#### Task brief:
Repeat each line of the material exactly.

#### Extracted records:
******************************

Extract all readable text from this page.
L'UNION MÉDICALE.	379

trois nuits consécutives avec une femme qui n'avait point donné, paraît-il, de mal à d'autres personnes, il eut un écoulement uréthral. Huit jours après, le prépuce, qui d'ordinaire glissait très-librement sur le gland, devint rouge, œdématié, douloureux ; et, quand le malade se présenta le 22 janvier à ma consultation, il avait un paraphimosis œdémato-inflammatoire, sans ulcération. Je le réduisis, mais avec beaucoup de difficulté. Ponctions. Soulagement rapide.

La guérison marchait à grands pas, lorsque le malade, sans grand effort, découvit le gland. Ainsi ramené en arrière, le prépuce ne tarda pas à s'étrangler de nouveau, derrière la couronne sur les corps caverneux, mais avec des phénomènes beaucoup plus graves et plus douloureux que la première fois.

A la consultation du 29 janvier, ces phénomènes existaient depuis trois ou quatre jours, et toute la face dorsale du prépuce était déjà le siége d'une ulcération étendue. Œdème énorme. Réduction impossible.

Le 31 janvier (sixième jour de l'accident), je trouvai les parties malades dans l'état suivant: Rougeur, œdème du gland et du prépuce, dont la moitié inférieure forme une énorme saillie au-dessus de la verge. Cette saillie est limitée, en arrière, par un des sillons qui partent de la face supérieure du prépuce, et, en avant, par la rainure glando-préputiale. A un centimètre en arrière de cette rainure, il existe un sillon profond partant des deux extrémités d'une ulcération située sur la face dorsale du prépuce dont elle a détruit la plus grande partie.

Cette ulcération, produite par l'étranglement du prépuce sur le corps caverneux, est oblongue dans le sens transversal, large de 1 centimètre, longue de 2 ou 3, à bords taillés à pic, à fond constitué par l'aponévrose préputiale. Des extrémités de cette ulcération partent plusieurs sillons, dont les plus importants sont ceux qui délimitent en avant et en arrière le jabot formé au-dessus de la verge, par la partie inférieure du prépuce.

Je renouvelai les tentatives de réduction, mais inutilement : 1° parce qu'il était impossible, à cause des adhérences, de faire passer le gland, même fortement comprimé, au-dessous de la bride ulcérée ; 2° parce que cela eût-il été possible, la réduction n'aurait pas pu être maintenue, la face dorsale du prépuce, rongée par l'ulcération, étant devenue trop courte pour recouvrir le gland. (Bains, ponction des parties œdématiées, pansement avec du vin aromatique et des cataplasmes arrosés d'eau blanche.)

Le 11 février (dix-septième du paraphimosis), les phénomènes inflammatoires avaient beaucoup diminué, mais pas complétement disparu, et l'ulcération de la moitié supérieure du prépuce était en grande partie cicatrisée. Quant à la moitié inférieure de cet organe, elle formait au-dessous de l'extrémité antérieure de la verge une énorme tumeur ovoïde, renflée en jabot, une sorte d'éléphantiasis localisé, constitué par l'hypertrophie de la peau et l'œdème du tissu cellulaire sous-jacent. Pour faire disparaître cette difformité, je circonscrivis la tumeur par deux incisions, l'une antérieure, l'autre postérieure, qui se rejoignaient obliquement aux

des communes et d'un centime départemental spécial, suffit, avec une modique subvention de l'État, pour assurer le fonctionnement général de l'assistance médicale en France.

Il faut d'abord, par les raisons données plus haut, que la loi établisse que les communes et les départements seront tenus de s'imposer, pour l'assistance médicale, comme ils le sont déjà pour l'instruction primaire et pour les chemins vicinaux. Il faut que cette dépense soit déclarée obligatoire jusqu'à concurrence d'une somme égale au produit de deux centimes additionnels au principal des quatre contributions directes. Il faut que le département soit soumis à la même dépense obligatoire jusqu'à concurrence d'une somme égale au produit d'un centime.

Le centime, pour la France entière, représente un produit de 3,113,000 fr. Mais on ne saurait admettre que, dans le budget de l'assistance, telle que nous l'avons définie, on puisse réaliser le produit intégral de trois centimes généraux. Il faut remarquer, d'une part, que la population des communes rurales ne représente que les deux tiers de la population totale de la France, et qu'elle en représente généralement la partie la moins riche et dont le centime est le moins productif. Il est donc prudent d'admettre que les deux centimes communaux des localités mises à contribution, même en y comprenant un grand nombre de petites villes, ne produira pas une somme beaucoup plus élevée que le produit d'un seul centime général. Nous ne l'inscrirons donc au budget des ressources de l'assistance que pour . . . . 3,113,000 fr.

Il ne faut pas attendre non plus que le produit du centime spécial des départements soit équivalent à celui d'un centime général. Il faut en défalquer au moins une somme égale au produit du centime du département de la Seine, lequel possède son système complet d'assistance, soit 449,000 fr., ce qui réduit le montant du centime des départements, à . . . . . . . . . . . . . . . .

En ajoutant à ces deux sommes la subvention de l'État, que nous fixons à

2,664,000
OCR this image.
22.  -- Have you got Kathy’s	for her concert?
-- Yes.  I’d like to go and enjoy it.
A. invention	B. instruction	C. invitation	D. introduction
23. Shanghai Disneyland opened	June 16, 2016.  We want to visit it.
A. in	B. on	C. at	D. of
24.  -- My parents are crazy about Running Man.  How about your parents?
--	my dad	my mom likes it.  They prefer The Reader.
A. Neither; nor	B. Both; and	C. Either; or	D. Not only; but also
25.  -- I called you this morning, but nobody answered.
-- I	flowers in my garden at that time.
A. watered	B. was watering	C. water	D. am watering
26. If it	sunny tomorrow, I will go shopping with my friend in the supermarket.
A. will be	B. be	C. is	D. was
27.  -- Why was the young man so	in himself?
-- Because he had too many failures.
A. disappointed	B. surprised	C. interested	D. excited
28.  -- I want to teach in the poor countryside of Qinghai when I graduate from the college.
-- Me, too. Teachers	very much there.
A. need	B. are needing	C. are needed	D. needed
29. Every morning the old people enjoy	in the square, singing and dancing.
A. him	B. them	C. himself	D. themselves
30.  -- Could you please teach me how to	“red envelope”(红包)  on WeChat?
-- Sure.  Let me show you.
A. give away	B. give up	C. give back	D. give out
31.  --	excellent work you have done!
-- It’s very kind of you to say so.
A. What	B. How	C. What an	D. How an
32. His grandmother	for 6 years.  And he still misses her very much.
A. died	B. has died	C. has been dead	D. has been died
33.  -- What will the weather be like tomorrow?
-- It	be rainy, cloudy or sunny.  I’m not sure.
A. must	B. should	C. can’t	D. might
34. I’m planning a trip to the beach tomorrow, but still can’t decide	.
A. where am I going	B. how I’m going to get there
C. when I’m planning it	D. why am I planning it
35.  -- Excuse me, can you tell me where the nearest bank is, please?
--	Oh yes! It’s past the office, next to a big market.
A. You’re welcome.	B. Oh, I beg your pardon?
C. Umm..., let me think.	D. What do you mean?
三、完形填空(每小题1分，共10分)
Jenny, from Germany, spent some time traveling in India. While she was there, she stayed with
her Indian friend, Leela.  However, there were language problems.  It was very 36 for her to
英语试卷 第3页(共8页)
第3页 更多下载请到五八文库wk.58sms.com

******************************

#### Task response:
Extract all readable text from this page.
L'UNION MÉDICALE.	379

trois nuits consécutives avec une femme qui n'avait point donné, paraît-il, de mal à d'autres personnes, il eut un écoulement uréthral. Huit jours après, le prépuce, qui d'ordinaire glissait très-librement sur le gland, devint rouge, œdématié, douloureux ; et, quand le malade se présenta le 22 janvier à ma consultation, il avait un paraphimosis œdémato-inflammatoire, sans ulcération. Je le réduisis, mais avec beaucoup de difficulté. Ponctions. Soulagement rapide.

La guérison marchait à grands pas, lorsque le malade, sans grand effort, découvit le gland. Ainsi ramené en arrière, le prépuce ne tarda pas à s'étrangler de nouveau, derrière la couronne sur les corps caverneux, mais avec des phénomènes beaucoup plus graves et plus douloureux que la première fois.

A la consultation du 29 janvier, ces phénomènes existaient depuis trois ou quatre jours, et toute la face dorsale du prépuce était déjà le siége d'une ulcération étendue. Œdème énorme. Réduction impossible.

Le 31 janvier (sixième jour de l'accident), je trouvai les parties malades dans l'état suivant: Rougeur, œdème du gland et du prépuce, dont la moitié inférieure forme une énorme saillie au-dessus de la verge. Cette saillie est limitée, en arrière, par un des sillons qui partent de la face supérieure du prépuce, et, en avant, par la rainure glando-préputiale. A un centimètre en arrière de cette rainure, il existe un sillon profond partant des deux extrémités d'une ulcération située sur la face dorsale du prépuce dont elle a détruit la plus grande partie.

Cette ulcération, produite par l'étranglement du prépuce sur le corps caverneux, est oblongue dans le sens transversal, large de 1 centimètre, longue de 2 ou 3, à bords taillés à pic, à fond constitué par l'aponévrose préputiale. Des extrémités de cette ulcération partent plusieurs sillons, dont les plus importants sont ceux qui délimitent en avant et en arrière le jabot formé au-dessus de la verge, par la partie inférieure du prépuce.

Je renouvelai les tentatives de réduction, mais inutilement : 1° parce qu'il était impossible, à cause des adhérences, de faire passer le gland, même fortement comprimé, au-dessous de la bride ulcérée ; 2° parce que cela eût-il été possible, la réduction n'aurait pas pu être maintenue, la face dorsale du prépuce, rongée par l'ulcération, étant devenue trop courte pour recouvrir le gland. (Bains, ponction des parties œdématiées, pansement avec du vin aromatique et des cataplasmes arrosés d'eau blanche.)

Le 11 février (dix-septième du paraphimosis), les phénomènes inflammatoires avaient beaucoup diminué, mais pas complétement disparu, et l'ulcération de la moitié supérieure du prépuce était en grande partie cicatrisée. Quant à la moitié inférieure de cet organe, elle formait au-dessous de l'extrémité antérieure de la verge une énorme tumeur ovoïde, renflée en jabot, une sorte d'éléphantiasis localisé, constitué par l'hypertrophie de la peau et l'œdème du tissu cellulaire sous-jacent. Pour faire disparaître cette difformité, je circonscrivis la tumeur par deux incisions, l'une antérieure, l'autre postérieure, qui se rejoignaient obliquement aux

des communes et d'un centime départemental spécial, suffit, avec une modique subvention de l'État, pour assurer le fonctionnement général de l'assistance médicale en France.

Il faut d'abord, par les raisons données plus haut, que la loi établisse que les communes et les départements seront tenus de s'imposer, pour l'assistance médicale, comme ils le sont déjà pour l'instruction primaire et pour les chemins vicinaux. Il faut que cette dépense soit déclarée obligatoire jusqu'à concurrence d'une somme égale au produit de deux centimes additionnels au principal des quatre contributions directes. Il faut que le département soit soumis à la même dépense obligatoire jusqu'à concurrence d'une somme égale au produit d'un centime.

Le centime, pour la France entière, représente un produit de 3,113,000 fr. Mais on ne saurait admettre que, dans le budget de l'assistance, telle que nous l'avons définie, on puisse réaliser le produit intégral de trois centimes généraux. Il faut remarquer, d'une part, que la population des communes rurales ne représente que les deux tiers de la population totale de la France, et qu'elle en représente généralement la partie la moins riche et dont le centime est le moins productif. Il est donc prudent d'admettre que les deux centimes communaux des localités mises à contribution, même en y comprenant un grand nombre de petites villes, ne produira pas une somme beaucoup plus élevée que le produit d'un seul centime général. Nous ne l'inscrirons donc au budget des ressources de l'assistance que pour . . . . 3,113,000 fr.

Il ne faut pas attendre non plus que le produit du centime spécial des départements soit équivalent à celui d'un centime général. Il faut en défalquer au moins une somme égale au produit du centime du département de la Seine, lequel possède son système complet d'assistance, soit 449,000 fr., ce qui réduit le montant du centime des départements, à . . . . . . . . . . . . . . . .

En ajoutant à ces deux sommes la subvention de l'État, que nous fixons à

2,664,000
OCR this image.
22.  -- Have you got Kathy’s	for her concert?
-- Yes.  I’d like to go and enjoy it.
A. invention	B. instruction	C. invitation	D. introduction
23. Shanghai Disneyland opened	June 16, 2016.  We want to visit it.
A. in	B. on	C. at	D. of
24.  -- My parents are crazy about Running Man.  How about your parents?
--	my dad	my mom likes it.  They prefer The Reader.
A. Neither; nor	B. Both; and	C. Either; or	D. Not only; but also
25.  -- I called you this morning, but nobody answered.
-- I	flowers in my garden at that time.
A. watered	B. was watering	C. water	D. am watering
26. If it	sunny tomorrow, I will go shopping with my friend in the supermarket.
A. will be	B. be	C. is	D. was
27.  -- Why was the young man so	in himself?
-- Because he had too many failures.
A. disappointed	B. surprised	C. interested	D. excited
28.  -- I want to teach in the poor countryside of Qinghai when I graduate from the college.
-- Me, too. Teachers	very much there.
A. need	B. are needing	C. are needed	D. needed
29. Every morning the old people enjoy	in the square, singing and dancing.
A. him	B. them	C. himself	D. themselves
30.  -- Could you please teach me how to	“red envelope”(红包)  on WeChat?
-- Sure.  Let me show you.
A. give away	B. give up	C. give back	D. give out
31.  --	excellent work you have done!
-- It’s very kind of you to say so.
A. What	B. How	C. What an	D. How an
32. His grandmother	for 6 years.  And he still misses her very much.
A. died	B. has died	C. has been dead	D. has been died
33.  -- What will the weather be like tomorrow?
-- It	be rainy, cloudy or sunny.  I’m not sure.
A. must	B. should	C. can’t	D. might
34. I’m planning a trip to the beach tomorrow, but still can’t decide	.
A. where am I going	B. how I’m going to get there
C. when I’m planning it	D. why am I planning it
35.  -- Excuse me, can you tell me where the nearest bank is, please?
--	Oh yes! It’s past the office, next to a big market.
A. You’re welcome.	B. Oh, I beg your pardon?
C. Umm..., let me think.	D. What do you mean?
三、完形填空(每小题1分，共10分)
Jenny, from Germany, spent some time traveling in India. While she was there, she stayed with
her Indian friend, Leela.  However, there were language problems.  It was very 36 for her to
英语试卷 第3页(共8页)
第3页 更多下载请到五八文库wk.58sms.com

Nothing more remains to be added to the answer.